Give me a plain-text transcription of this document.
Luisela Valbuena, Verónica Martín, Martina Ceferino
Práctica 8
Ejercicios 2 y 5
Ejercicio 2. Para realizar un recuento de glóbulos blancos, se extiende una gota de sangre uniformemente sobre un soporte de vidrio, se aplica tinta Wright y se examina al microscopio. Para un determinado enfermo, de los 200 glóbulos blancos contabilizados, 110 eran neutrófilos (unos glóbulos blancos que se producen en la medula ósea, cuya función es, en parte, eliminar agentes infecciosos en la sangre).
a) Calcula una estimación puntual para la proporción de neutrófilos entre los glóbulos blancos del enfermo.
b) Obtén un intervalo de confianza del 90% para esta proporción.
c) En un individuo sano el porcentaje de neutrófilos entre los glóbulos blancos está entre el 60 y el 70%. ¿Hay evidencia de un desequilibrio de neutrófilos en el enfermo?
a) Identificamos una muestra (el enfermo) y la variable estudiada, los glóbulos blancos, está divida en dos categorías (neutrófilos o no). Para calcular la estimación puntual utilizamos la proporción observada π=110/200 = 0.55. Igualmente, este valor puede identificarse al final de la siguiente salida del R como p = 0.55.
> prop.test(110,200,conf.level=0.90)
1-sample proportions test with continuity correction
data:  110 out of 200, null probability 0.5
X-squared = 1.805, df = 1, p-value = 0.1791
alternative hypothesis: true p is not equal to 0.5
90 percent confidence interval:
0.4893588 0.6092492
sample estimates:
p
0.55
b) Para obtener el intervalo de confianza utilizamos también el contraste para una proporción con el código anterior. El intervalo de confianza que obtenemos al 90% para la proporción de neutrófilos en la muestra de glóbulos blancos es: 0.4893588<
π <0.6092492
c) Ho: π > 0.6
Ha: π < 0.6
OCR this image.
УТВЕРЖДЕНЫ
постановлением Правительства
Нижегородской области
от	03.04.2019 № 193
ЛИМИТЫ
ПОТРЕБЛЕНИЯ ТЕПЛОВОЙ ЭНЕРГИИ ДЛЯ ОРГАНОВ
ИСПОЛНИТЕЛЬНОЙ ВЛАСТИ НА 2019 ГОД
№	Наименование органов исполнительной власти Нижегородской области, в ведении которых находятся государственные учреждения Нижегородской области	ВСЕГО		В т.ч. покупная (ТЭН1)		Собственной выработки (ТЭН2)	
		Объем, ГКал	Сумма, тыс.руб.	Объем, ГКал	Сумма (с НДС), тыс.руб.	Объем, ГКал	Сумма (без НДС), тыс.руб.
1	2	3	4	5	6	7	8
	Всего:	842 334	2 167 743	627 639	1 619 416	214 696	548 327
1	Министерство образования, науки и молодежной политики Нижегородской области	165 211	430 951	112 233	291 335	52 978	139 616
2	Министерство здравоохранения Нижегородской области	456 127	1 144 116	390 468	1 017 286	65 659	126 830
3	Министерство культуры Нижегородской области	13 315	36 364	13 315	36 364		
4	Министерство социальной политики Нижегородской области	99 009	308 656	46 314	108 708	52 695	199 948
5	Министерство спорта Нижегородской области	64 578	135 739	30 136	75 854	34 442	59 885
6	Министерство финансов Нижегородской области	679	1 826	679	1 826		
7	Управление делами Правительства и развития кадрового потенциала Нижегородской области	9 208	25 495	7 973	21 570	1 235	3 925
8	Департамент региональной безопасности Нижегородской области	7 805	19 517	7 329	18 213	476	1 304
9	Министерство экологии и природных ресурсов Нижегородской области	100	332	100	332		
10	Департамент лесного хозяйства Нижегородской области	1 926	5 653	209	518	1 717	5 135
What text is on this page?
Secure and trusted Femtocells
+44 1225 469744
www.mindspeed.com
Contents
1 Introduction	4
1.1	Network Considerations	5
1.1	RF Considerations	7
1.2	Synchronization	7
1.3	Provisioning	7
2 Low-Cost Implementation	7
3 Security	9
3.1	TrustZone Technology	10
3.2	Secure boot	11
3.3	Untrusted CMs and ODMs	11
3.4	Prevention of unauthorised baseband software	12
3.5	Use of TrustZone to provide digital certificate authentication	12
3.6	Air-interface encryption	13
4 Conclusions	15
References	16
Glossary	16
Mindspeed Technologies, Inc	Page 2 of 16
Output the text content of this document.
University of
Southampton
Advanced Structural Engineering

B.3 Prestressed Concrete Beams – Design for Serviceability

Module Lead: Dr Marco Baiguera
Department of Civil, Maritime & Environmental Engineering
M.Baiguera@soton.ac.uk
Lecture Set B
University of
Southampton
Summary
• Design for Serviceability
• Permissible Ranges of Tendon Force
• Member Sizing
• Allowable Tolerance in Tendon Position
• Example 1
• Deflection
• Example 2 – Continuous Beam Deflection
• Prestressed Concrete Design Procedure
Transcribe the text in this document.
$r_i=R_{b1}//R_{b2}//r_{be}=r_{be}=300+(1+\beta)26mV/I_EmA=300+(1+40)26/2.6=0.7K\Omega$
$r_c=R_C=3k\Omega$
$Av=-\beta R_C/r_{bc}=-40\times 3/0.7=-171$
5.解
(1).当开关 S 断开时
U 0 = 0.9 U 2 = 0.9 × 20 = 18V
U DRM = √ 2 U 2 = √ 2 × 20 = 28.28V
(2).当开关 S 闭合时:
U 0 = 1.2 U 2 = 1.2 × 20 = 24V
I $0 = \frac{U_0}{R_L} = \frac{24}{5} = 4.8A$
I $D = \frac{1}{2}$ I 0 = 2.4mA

- _What to do_:
Pick out every line of the listing containing the word "intervalo", and show those lines.

- _Exercise result_:
b) Obtén un intervalo de confianza del 90% para esta proporción.
b) Para obtener el intervalo de confianza utilizamos también el contraste para una proporción con el código anterior. El intervalo de confianza que obtenemos al 90% para la proporción de neutrófilos en la muestra de glóbulos blancos es: 0.4893588<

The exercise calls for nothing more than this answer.